● Task details
Skip the pictures. Copy all the rest of the records down exactly.
::::
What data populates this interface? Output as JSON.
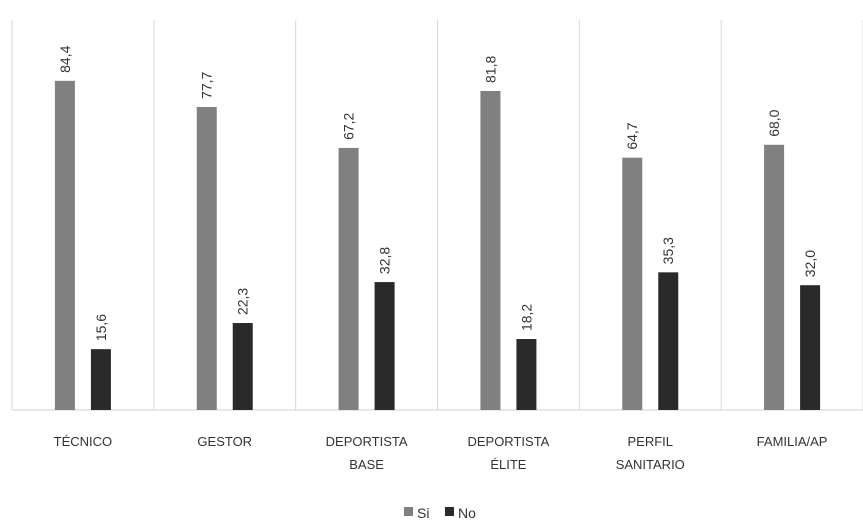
{
  "chart_data": {
    "type": "bar",
    "categories": [
      [
        "TÉCNICO"
      ],
      [
        "GESTOR"
      ],
      [
        "DEPORTISTA",
        "BASE"
      ],
      [
        "DEPORTISTA",
        "ÉLITE"
      ],
      [
        "PERFIL",
        "SANITARIO"
      ],
      [
        "FAMILIA/AP"
      ]
    ],
    "series": [
      {
        "name": "Si",
        "values": [
          84.4,
          77.7,
          67.2,
          81.8,
          64.7,
          68.0
        ],
        "labels": [
          "84,4",
          "77,7",
          "67,2",
          "81,8",
          "64,7",
          "68,0"
        ],
        "color": "#808080"
      },
      {
        "name": "No",
        "values": [
          15.6,
          22.3,
          32.8,
          18.2,
          35.3,
          32.0
        ],
        "labels": [
          "15,6",
          "22,3",
          "32,8",
          "18,2",
          "35,3",
          "32,0"
        ],
        "color": "#2a2a2a"
      }
    ],
    "ylim": [
      0,
      100
    ],
    "grid": "vertical category separators",
    "legend": "bottom-center",
    "title": "",
    "xlabel": "",
    "ylabel": ""
  }
}
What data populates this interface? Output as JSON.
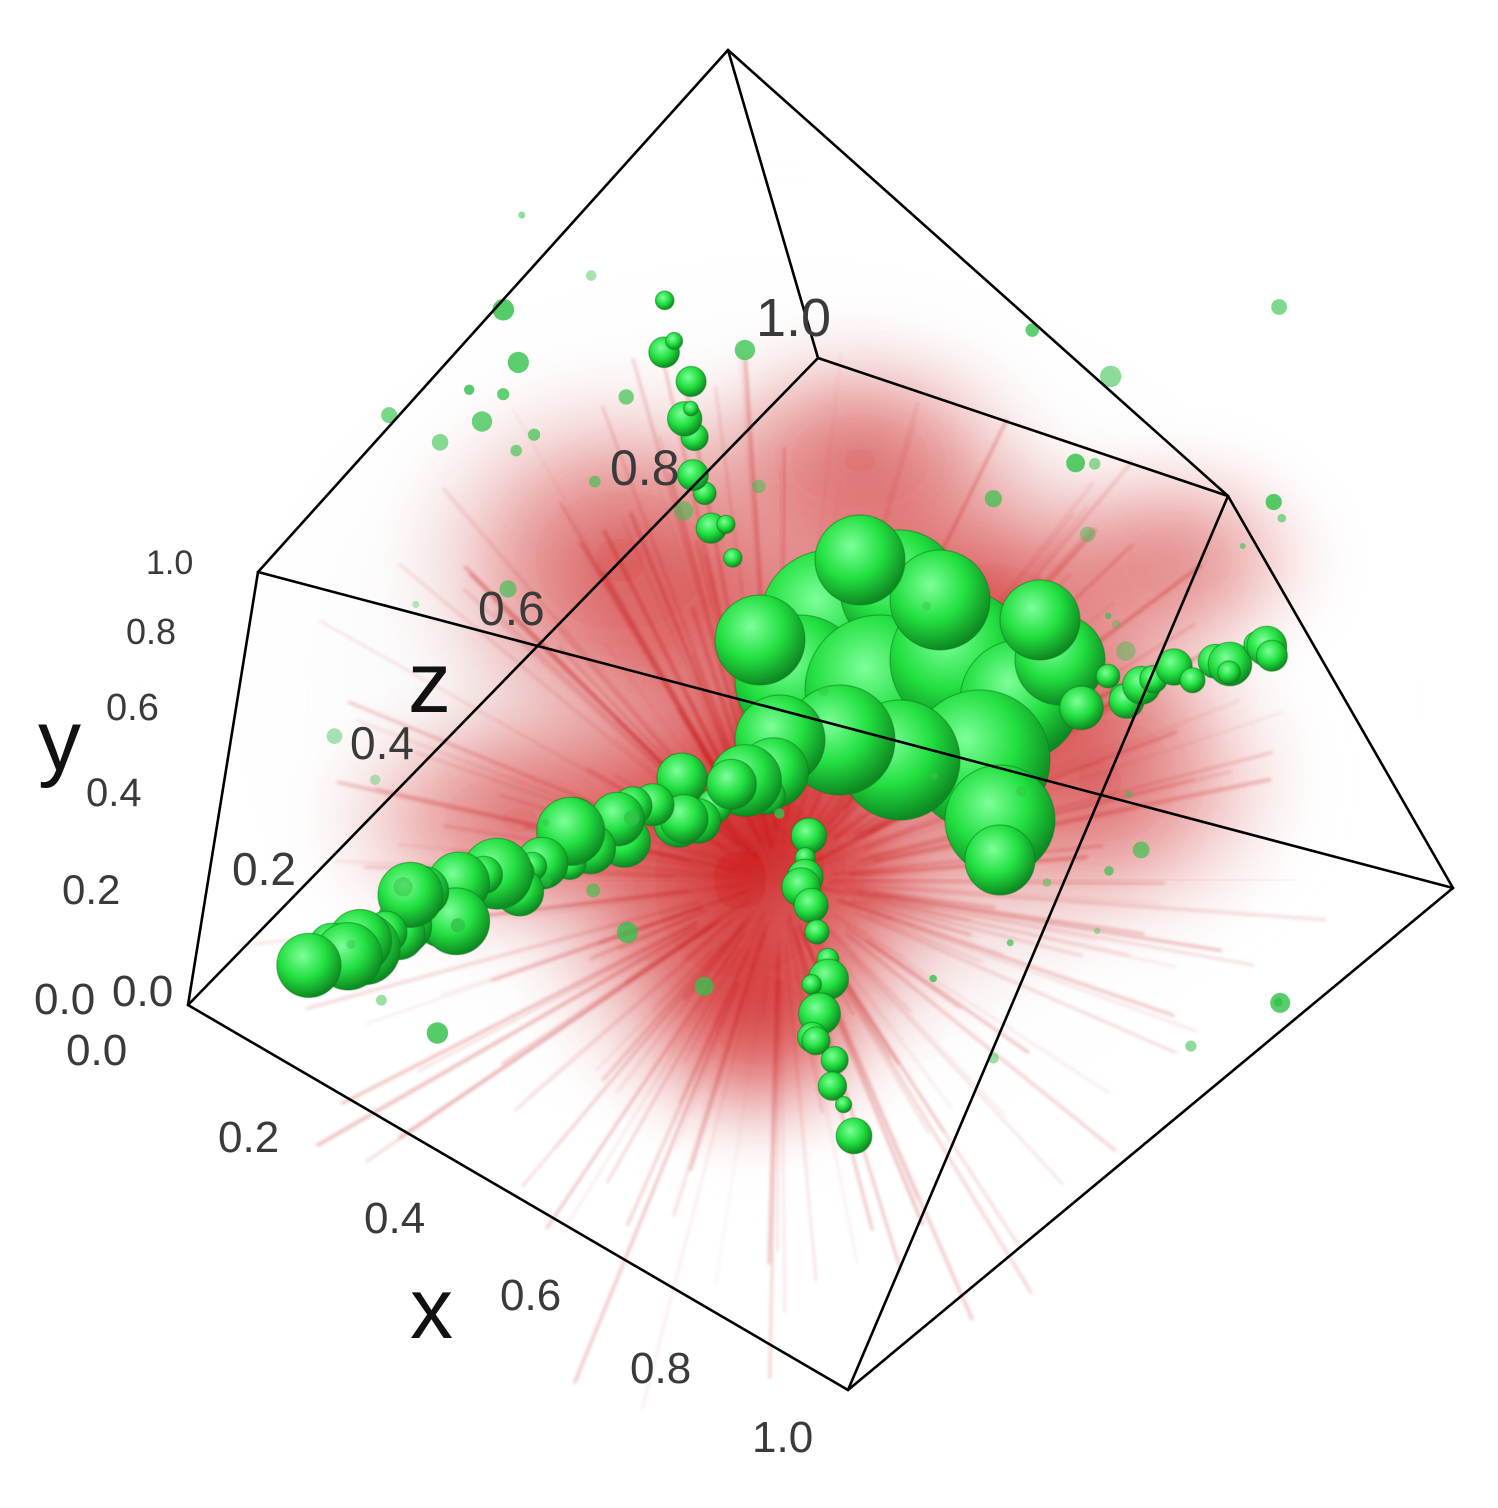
{
  "chart_data": {
    "type": "3d-volume",
    "axes": {
      "x": {
        "label": "x",
        "range": [
          0.0,
          1.0
        ],
        "ticks": [
          "0.0",
          "0.2",
          "0.4",
          "0.6",
          "0.8",
          "1.0"
        ]
      },
      "y": {
        "label": "y",
        "range": [
          0.0,
          1.0
        ],
        "ticks": [
          "0.0",
          "0.2",
          "0.4",
          "0.6",
          "0.8",
          "1.0"
        ]
      },
      "z": {
        "label": "z",
        "range": [
          0.0,
          1.0
        ],
        "ticks": [
          "0.0",
          "0.2",
          "0.4",
          "0.6",
          "0.8",
          "1.0"
        ]
      }
    },
    "volumes": [
      {
        "role": "diffuse-density",
        "color": "#c80000"
      },
      {
        "role": "isosurface-clumps",
        "color": "#22ee44"
      }
    ],
    "bounding_box": true,
    "grid": false,
    "legend": false
  }
}
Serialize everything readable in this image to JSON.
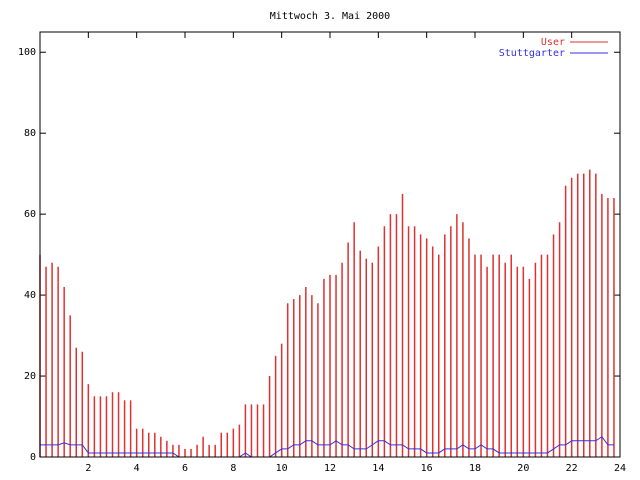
::::
● Result of the task
What data populates this interface? Output as JSON.
{
  "chart_data": {
    "type": "bar",
    "categories": [
      [
        "TÉCNICO"
      ],
      [
        "GESTOR"
      ],
      [
        "DEPORTISTA",
        "BASE"
      ],
      [
        "DEPORTISTA",
        "ÉLITE"
      ],
      [
        "PERFIL",
        "SANITARIO"
      ],
      [
        "FAMILIA/AP"
      ]
    ],
    "series": [
      {
        "name": "Si",
        "values": [
          84.4,
          77.7,
          67.2,
          81.8,
          64.7,
          68.0
        ],
        "labels": [
          "84,4",
          "77,7",
          "67,2",
          "81,8",
          "64,7",
          "68,0"
        ],
        "color": "#808080"
      },
      {
        "name": "No",
        "values": [
          15.6,
          22.3,
          32.8,
          18.2,
          35.3,
          32.0
        ],
        "labels": [
          "15,6",
          "22,3",
          "32,8",
          "18,2",
          "35,3",
          "32,0"
        ],
        "color": "#2a2a2a"
      }
    ],
    "ylim": [
      0,
      100
    ],
    "grid": "vertical category separators",
    "legend": "bottom-center",
    "title": "",
    "xlabel": "",
    "ylabel": ""
  }
}
What data populates this interface? Output as JSON.
{
  "chart_data": {
    "type": "3d-volume",
    "axes": {
      "x": {
        "label": "x",
        "range": [
          0.0,
          1.0
        ],
        "ticks": [
          "0.0",
          "0.2",
          "0.4",
          "0.6",
          "0.8",
          "1.0"
        ]
      },
      "y": {
        "label": "y",
        "range": [
          0.0,
          1.0
        ],
        "ticks": [
          "0.0",
          "0.2",
          "0.4",
          "0.6",
          "0.8",
          "1.0"
        ]
      },
      "z": {
        "label": "z",
        "range": [
          0.0,
          1.0
        ],
        "ticks": [
          "0.0",
          "0.2",
          "0.4",
          "0.6",
          "0.8",
          "1.0"
        ]
      }
    },
    "volumes": [
      {
        "role": "diffuse-density",
        "color": "#c80000"
      },
      {
        "role": "isosurface-clumps",
        "color": "#22ee44"
      }
    ],
    "bounding_box": true,
    "grid": false,
    "legend": false
  }
}
Serialize everything readable in this image to JSON.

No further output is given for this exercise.